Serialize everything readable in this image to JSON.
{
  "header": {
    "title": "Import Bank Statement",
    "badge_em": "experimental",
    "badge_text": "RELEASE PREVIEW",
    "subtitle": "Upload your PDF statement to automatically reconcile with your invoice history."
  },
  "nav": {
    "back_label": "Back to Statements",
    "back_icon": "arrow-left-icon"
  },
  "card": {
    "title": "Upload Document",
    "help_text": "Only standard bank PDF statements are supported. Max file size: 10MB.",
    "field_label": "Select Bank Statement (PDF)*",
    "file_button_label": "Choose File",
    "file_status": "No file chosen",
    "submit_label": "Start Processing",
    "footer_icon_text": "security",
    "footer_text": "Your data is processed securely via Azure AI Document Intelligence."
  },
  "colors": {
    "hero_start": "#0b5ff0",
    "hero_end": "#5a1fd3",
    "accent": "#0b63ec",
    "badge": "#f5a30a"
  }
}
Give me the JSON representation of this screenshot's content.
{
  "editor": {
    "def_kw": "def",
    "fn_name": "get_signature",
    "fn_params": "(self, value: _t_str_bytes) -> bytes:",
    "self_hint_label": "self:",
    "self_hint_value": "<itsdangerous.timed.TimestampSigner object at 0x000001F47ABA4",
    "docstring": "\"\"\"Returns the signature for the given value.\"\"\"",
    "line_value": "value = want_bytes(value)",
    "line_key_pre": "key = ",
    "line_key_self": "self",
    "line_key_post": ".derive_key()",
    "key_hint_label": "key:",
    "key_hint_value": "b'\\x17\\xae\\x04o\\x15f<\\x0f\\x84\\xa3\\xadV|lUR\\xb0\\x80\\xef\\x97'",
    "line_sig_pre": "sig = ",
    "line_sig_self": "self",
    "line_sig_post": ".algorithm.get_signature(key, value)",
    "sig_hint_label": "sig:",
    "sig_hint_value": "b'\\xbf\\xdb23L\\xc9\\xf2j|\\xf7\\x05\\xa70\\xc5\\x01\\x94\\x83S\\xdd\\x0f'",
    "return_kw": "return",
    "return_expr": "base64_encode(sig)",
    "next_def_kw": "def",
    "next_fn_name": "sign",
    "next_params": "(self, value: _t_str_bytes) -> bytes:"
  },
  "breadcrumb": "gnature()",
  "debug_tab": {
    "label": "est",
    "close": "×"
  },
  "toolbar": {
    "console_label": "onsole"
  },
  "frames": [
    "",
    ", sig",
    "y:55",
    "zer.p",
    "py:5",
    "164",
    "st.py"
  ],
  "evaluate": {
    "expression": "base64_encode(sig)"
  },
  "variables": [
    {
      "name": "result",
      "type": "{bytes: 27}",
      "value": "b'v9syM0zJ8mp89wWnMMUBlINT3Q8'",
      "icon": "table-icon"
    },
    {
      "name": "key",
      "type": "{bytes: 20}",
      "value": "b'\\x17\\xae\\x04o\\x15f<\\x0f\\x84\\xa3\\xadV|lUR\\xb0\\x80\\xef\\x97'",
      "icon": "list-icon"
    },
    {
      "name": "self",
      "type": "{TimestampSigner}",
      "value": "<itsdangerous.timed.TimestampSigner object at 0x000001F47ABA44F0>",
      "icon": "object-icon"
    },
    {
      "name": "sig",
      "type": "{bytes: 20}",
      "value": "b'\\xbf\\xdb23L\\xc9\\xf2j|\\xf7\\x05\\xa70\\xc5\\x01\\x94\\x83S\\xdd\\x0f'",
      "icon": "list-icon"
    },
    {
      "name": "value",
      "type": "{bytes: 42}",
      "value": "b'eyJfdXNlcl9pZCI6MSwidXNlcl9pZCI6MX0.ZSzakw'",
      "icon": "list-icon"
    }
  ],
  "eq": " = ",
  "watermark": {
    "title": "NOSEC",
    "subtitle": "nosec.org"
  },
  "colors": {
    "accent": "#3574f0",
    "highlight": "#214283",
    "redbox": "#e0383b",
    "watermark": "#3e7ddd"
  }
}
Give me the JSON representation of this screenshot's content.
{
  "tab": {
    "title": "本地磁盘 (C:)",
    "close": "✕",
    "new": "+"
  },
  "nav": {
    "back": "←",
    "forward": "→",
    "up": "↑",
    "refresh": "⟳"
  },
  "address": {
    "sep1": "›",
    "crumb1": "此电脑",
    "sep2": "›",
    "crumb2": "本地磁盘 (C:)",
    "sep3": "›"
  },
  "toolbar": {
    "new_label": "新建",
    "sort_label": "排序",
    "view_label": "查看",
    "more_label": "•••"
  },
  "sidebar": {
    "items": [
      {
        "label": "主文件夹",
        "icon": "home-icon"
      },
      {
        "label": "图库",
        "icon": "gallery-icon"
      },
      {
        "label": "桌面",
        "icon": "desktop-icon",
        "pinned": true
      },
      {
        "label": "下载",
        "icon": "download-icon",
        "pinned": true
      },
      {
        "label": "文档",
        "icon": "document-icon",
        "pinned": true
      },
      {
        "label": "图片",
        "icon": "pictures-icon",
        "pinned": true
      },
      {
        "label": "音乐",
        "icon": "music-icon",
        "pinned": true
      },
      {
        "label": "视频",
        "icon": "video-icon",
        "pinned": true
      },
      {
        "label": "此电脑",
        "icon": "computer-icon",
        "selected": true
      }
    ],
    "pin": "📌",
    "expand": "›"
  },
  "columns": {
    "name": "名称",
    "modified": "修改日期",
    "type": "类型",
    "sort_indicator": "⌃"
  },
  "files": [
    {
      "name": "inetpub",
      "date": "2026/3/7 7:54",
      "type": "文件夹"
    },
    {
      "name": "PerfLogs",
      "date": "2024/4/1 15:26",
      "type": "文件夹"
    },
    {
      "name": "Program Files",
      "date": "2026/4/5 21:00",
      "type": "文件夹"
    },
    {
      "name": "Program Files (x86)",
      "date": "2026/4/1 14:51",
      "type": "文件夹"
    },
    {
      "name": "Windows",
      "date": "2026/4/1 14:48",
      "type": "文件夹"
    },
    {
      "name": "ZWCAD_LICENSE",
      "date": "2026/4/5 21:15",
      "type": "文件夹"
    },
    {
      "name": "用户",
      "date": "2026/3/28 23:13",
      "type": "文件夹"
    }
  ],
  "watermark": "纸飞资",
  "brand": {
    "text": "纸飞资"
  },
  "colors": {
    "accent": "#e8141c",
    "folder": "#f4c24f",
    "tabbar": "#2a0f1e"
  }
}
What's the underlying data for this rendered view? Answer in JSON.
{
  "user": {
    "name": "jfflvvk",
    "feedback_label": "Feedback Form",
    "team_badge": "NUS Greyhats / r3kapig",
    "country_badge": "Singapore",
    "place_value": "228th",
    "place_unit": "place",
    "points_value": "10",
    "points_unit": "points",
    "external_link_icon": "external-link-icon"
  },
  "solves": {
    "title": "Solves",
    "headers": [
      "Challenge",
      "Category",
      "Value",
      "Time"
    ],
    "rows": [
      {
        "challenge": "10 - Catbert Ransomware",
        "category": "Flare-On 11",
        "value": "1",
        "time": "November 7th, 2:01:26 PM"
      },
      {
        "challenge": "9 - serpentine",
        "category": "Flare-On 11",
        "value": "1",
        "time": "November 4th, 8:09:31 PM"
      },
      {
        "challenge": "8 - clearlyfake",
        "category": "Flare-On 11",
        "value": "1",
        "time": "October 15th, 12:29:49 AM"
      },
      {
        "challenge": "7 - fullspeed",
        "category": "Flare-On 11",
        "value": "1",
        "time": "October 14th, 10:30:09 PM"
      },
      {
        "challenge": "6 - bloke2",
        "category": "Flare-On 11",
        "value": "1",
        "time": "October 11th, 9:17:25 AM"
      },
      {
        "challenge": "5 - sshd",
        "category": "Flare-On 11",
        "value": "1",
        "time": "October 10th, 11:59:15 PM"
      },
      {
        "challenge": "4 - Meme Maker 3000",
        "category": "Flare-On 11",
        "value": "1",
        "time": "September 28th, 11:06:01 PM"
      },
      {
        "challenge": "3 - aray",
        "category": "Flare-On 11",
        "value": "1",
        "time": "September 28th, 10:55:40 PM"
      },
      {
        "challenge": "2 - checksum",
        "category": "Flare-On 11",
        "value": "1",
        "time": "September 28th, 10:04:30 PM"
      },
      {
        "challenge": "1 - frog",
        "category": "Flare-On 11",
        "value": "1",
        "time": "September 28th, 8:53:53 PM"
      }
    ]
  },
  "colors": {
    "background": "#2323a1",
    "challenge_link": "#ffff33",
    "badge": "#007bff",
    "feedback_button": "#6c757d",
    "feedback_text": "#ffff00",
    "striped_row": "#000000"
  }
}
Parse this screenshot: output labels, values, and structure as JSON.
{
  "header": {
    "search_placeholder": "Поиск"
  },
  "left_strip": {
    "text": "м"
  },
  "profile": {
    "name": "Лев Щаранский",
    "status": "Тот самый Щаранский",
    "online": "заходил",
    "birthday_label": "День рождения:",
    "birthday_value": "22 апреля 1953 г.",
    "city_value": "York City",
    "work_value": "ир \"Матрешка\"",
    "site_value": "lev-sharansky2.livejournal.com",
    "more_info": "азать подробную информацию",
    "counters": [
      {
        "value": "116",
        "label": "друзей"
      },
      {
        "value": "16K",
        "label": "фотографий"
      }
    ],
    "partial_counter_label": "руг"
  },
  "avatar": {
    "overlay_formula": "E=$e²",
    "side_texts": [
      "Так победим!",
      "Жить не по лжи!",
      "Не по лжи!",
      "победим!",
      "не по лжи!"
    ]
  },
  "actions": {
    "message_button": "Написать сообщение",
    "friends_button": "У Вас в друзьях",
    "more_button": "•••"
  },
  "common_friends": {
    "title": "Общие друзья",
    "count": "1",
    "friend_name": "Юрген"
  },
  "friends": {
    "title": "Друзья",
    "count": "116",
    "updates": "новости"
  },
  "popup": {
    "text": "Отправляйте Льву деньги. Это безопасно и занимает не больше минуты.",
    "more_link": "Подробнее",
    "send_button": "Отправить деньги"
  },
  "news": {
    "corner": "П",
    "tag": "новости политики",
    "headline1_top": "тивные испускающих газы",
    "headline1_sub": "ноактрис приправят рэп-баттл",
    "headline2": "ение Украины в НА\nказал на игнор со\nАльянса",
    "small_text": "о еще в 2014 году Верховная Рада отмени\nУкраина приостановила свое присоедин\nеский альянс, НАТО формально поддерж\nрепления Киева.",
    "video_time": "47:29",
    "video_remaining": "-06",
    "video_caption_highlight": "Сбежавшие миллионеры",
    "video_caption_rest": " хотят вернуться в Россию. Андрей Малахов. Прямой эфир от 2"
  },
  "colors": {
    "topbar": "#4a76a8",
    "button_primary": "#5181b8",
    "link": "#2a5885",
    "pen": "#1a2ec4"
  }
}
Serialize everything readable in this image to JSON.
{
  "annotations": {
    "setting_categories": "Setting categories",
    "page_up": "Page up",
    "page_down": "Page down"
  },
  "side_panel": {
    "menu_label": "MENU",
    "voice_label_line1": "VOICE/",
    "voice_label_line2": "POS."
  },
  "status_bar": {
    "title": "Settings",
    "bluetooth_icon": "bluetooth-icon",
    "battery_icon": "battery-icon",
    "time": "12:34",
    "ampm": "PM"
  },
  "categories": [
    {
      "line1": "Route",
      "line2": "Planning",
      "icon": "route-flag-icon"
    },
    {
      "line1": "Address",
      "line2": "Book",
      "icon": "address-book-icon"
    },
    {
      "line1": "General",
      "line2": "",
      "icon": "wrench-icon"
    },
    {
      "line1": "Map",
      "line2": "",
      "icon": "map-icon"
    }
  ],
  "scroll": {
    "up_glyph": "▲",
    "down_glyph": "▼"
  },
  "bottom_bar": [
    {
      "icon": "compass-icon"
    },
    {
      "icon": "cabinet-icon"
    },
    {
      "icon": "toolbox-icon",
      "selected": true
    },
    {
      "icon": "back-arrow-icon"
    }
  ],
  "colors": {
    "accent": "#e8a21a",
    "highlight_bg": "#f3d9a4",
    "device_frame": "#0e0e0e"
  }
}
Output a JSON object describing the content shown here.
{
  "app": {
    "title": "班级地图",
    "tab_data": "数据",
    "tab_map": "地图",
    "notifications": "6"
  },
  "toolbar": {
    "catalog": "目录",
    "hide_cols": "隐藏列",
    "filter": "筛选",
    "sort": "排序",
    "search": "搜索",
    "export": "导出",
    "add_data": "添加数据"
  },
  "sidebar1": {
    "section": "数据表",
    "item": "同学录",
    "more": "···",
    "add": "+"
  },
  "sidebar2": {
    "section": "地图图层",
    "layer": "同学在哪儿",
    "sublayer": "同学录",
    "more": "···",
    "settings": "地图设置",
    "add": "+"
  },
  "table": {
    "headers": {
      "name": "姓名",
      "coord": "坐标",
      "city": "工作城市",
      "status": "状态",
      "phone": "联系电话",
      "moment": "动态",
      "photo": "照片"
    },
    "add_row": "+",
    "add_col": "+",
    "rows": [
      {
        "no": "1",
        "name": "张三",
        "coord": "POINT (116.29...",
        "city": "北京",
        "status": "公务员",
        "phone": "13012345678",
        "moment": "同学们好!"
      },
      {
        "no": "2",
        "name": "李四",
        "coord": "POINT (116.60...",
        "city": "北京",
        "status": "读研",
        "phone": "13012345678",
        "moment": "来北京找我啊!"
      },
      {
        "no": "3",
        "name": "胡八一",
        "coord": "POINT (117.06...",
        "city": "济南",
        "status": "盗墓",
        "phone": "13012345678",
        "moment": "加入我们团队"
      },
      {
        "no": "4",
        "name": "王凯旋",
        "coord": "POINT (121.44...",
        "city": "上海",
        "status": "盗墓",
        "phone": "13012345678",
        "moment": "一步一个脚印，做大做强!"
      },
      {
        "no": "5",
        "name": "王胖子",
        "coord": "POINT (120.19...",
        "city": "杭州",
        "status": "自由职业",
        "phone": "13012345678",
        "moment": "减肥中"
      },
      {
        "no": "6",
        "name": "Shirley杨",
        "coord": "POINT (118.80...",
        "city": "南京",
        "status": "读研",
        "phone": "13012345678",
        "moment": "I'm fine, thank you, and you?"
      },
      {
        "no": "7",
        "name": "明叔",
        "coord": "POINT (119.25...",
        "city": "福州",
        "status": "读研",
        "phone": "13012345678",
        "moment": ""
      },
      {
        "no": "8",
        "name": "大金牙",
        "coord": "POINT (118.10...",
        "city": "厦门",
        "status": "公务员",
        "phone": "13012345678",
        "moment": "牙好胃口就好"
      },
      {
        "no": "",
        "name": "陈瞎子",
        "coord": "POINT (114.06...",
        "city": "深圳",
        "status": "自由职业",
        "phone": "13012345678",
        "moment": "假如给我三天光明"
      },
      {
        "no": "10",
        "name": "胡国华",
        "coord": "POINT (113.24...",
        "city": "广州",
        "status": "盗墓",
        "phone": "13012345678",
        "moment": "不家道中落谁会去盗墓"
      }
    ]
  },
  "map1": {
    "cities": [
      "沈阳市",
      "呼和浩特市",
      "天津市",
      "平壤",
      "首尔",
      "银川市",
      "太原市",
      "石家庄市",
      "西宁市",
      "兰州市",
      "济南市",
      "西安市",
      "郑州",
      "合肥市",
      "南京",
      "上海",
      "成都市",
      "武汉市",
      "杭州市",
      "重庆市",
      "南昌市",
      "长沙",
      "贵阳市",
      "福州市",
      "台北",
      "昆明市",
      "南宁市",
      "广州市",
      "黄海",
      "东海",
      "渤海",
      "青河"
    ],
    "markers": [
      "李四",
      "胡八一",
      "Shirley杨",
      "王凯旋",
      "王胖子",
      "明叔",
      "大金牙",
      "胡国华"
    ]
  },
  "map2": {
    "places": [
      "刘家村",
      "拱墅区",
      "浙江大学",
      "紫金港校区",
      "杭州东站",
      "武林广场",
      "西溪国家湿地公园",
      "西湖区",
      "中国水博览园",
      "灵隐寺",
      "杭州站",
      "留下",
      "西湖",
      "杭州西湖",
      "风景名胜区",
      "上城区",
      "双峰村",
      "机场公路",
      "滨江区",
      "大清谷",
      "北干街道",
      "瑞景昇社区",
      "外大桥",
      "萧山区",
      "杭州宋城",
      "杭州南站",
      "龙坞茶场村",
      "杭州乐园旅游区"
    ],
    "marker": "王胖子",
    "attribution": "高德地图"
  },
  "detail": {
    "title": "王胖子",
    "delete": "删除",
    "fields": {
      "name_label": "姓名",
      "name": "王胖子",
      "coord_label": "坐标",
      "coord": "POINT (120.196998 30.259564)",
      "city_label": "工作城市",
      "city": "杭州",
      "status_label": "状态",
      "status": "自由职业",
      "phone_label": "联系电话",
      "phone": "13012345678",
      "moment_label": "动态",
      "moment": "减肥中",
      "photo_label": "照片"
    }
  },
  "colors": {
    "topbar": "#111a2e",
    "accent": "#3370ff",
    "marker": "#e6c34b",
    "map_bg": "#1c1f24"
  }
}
---+---
Given exercise ▸ Pull out every line of the entries that includes the word "categories".

Exercise answer ▸
    "setting_categories": "Setting categories",
  "categories": [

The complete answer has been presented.